With that popularity comes a demand for state-of-the-art facilities, an ever-increasing focus on analytics, and a need to implement technology that can help a team move ever closer to hoisting the championship trophy in front of millions of TV viewers.
The Technology at the Giants’ Facilities
Finding the Firm
Schoen realized that a properly outfitted draft room could improve efficiency on draft days — and beyond. “The draft gets a lot of notoriety for the three-day window that it is, but the draft is really a nine-month process of acquiring info and strategizing around the landscape of the draft class as a whole,” says Siam. Scouts are on the road collecting data on players. That data is then aggregated by staff at the Giants training center, along with any other third-party party knowledge the team can learn about a player. “Leading up to the draft, the amount of information we’re able to get on these prospects is enormous,” says GM Joe Schoen. “Our scouts do a fabulous job talking to coaches, training staff, strength and conditioning staffs at universities, while also watching film on prospects. You bring it all together from a holistic view.”
“We will have meetings in December and February and all of April to get ready for those three days that the draft is running,” says Siam. To be able to access all of that data as the picks come and go — at a moment’s notice — while staying completely current on who’s available helps a team immensely.
“We did some research on similar rooms around the league — and really other industries as well,” says Siam. The team looked at solutions like command centers, talked to various integration firms, and gathered as much info as they could on the solution that would work for the team.

— RECORD EXTRACTS —
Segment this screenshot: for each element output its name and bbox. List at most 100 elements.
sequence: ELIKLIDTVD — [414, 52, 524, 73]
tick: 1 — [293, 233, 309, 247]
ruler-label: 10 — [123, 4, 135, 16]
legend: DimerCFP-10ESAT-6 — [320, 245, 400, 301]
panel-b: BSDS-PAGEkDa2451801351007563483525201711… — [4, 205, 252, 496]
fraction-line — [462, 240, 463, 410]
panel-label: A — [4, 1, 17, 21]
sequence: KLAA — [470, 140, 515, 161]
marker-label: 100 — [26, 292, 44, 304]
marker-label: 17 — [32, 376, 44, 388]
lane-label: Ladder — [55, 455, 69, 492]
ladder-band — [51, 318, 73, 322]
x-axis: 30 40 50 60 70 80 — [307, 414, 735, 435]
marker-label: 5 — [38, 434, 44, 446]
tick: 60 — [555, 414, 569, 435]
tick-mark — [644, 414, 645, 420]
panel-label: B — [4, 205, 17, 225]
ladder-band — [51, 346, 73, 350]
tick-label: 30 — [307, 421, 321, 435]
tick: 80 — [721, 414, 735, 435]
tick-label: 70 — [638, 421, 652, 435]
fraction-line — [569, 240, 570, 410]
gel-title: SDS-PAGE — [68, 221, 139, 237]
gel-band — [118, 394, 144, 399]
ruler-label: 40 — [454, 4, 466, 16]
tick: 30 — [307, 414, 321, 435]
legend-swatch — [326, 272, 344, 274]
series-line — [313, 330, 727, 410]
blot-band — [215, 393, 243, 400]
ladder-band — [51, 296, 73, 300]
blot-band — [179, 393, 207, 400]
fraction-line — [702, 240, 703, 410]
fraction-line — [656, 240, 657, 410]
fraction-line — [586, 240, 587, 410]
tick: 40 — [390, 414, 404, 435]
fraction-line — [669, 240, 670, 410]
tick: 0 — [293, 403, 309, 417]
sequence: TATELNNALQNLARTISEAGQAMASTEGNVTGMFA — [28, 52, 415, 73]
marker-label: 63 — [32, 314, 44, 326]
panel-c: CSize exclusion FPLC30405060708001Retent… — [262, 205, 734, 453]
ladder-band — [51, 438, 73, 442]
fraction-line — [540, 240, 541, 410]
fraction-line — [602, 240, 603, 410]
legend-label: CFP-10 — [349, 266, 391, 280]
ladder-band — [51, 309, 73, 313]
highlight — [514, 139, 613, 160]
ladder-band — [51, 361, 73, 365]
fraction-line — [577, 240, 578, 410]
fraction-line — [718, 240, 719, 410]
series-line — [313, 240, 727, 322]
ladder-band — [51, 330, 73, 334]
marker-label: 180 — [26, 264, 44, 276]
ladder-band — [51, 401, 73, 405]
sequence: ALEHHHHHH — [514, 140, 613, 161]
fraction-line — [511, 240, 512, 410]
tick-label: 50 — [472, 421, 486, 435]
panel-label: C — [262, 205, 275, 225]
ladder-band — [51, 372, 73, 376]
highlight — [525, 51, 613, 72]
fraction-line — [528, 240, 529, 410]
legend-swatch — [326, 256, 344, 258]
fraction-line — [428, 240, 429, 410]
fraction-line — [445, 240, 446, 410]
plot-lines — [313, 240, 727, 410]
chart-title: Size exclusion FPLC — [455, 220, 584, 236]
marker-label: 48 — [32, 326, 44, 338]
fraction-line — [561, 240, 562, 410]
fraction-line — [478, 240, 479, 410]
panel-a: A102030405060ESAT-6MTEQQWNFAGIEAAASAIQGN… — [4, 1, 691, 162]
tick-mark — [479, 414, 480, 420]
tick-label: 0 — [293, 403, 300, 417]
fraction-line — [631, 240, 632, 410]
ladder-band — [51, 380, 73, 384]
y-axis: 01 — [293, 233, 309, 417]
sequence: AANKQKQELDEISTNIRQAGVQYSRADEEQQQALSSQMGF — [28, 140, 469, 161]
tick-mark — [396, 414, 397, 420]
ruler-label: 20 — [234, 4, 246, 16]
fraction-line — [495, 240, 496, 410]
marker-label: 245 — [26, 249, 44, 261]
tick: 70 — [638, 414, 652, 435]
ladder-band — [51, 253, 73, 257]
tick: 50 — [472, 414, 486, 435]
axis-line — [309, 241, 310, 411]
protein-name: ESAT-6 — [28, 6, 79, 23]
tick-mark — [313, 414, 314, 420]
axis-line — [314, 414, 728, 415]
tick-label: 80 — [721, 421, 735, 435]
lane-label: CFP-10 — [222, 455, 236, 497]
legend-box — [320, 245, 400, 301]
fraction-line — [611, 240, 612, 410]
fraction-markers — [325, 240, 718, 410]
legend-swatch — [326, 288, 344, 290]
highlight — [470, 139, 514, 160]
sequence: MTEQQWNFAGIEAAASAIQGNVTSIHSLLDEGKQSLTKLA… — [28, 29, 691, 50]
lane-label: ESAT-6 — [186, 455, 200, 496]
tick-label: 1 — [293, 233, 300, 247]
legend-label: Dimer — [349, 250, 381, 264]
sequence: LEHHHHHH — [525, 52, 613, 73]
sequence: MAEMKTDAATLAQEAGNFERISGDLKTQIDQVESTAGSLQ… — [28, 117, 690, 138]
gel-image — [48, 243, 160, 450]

— ACTIVITY 1 —
List every month named in the excerpt about the Giants' draft room.
— ACTIVITY 2 —
From the excerpt about the Giants' draft room, extract the passage from "With that popularity" to "of TV viewers." word for word.

— SOLUTION 1 —
December, February, April

— SOLUTION 2 —
With that popularity comes a demand for state-of-the-art facilities, an ever-increasing focus on analytics, and a need to implement technology that can help a team move ever closer to hoisting the championship trophy in front of millions of TV viewers.